* Begin *

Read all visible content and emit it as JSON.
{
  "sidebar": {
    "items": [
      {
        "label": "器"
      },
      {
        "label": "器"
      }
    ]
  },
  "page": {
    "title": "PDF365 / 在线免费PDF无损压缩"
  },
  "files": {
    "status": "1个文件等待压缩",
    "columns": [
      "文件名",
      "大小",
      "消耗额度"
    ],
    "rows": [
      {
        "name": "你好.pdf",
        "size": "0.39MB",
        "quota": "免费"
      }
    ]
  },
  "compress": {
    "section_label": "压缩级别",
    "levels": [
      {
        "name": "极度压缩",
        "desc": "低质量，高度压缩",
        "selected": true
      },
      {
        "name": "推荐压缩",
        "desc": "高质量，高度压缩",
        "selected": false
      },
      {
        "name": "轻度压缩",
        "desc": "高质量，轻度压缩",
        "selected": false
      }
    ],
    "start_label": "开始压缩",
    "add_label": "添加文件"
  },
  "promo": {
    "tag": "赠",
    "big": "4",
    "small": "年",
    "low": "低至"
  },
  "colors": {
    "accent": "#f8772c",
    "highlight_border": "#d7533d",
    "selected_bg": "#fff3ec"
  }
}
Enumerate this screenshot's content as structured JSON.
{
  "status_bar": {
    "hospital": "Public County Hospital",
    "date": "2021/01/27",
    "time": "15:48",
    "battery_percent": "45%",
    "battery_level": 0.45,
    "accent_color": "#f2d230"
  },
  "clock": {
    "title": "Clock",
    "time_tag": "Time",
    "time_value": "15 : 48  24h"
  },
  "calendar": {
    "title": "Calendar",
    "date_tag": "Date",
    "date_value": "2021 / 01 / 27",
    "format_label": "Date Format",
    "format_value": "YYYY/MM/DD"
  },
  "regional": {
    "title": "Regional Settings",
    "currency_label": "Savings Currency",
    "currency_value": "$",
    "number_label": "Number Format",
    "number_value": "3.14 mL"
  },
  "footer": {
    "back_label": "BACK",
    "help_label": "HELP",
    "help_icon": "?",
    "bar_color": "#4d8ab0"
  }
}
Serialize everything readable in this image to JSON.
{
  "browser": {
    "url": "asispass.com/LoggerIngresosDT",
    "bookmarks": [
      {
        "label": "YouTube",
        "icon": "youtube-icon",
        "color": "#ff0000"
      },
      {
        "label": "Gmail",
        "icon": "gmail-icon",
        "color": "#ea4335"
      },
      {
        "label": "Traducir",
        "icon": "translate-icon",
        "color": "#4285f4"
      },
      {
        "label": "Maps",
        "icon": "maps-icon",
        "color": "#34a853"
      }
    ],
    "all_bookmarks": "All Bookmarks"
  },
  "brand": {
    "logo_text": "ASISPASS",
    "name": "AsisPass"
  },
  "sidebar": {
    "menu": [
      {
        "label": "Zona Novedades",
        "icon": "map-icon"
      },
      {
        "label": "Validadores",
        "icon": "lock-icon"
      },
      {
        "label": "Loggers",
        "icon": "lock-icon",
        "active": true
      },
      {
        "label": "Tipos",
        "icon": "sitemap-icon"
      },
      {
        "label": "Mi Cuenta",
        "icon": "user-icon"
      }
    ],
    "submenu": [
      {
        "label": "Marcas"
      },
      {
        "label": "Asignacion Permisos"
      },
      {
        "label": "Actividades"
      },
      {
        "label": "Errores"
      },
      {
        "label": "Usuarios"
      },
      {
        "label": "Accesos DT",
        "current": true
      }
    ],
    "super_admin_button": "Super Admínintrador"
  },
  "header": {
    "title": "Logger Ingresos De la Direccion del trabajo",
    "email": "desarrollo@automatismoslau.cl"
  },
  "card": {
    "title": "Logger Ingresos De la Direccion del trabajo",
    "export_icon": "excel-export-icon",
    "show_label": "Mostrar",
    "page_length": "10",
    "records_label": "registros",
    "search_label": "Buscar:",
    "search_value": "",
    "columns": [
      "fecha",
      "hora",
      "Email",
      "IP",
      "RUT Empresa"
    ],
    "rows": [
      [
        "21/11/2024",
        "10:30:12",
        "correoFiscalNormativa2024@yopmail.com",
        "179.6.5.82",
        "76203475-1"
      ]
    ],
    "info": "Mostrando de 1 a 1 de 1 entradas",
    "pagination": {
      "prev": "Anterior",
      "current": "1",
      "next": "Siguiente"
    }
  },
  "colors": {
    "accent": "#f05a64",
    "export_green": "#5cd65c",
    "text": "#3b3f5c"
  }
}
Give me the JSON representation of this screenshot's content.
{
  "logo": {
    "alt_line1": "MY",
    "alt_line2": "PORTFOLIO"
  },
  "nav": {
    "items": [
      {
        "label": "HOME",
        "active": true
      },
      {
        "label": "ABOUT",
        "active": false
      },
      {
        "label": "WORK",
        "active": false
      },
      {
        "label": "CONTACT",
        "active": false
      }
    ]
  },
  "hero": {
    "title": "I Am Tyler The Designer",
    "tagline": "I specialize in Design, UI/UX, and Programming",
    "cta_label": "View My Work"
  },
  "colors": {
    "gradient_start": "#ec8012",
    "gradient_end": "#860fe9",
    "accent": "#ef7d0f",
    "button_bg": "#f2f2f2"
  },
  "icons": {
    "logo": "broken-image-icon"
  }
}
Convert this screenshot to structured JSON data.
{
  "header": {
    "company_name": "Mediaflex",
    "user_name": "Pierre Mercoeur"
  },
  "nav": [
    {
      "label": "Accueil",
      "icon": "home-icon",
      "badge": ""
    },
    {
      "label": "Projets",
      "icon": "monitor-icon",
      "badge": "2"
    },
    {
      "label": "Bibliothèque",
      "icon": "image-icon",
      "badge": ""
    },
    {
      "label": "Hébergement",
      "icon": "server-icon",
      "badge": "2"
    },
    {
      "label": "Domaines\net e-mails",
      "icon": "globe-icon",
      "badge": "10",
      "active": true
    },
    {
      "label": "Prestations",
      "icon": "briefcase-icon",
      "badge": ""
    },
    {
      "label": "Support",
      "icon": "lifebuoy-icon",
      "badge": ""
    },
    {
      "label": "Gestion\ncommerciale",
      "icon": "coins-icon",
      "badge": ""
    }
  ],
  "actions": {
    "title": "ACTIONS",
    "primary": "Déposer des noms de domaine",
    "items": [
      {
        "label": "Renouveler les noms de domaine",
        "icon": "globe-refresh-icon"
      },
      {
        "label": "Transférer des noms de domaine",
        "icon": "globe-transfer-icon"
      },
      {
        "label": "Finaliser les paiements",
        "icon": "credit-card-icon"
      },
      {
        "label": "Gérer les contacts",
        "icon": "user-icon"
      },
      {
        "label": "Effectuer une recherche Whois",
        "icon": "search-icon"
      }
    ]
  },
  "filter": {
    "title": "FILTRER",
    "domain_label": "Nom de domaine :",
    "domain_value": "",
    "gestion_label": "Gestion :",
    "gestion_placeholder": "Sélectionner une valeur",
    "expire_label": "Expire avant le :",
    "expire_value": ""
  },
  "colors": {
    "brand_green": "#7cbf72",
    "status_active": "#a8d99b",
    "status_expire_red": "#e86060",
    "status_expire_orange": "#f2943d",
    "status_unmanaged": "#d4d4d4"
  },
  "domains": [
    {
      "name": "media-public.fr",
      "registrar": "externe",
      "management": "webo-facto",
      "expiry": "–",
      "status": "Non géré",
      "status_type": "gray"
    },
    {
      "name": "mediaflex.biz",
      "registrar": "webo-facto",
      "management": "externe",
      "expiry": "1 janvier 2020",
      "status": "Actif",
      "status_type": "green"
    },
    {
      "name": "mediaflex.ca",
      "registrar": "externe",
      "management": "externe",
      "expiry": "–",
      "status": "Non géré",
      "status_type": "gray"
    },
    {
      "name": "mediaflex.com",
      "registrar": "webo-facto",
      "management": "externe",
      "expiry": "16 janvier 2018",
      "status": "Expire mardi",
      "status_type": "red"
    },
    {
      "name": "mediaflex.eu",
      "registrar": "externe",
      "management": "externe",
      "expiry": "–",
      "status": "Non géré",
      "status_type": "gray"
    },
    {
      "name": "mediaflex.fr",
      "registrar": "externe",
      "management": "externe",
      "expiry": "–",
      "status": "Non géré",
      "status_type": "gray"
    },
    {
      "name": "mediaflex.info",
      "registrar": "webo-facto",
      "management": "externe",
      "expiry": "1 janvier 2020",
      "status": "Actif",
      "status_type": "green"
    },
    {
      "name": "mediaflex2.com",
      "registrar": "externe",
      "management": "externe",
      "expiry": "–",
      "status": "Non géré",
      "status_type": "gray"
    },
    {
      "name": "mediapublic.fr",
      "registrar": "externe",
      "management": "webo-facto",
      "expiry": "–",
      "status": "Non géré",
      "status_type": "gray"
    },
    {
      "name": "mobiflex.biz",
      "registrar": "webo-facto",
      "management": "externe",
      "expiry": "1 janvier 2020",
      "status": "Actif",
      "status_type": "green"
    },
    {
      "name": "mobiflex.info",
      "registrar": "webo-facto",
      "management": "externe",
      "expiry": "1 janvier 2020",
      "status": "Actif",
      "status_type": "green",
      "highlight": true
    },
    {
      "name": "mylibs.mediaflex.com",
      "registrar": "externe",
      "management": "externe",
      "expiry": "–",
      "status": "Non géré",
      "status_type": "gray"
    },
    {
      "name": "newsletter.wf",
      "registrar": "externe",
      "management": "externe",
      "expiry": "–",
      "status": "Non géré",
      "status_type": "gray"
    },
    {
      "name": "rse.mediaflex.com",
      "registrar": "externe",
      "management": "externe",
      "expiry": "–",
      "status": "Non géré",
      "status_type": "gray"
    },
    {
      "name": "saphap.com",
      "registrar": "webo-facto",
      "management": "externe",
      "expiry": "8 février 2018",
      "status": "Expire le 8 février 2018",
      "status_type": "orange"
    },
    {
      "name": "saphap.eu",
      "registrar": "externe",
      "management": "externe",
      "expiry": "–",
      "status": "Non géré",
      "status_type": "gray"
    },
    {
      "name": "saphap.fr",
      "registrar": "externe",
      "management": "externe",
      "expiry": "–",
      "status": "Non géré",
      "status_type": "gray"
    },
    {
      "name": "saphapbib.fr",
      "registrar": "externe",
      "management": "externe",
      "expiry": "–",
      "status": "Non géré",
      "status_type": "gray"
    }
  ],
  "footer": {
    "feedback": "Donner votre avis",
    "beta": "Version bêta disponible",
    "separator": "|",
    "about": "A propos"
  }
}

* End *

- **Written problem**: Return each line of the data that contains the string "structured".

- **Response to this exercise**:
Enumerate this screenshot's content as structured JSON.
Convert this screenshot to structured JSON data.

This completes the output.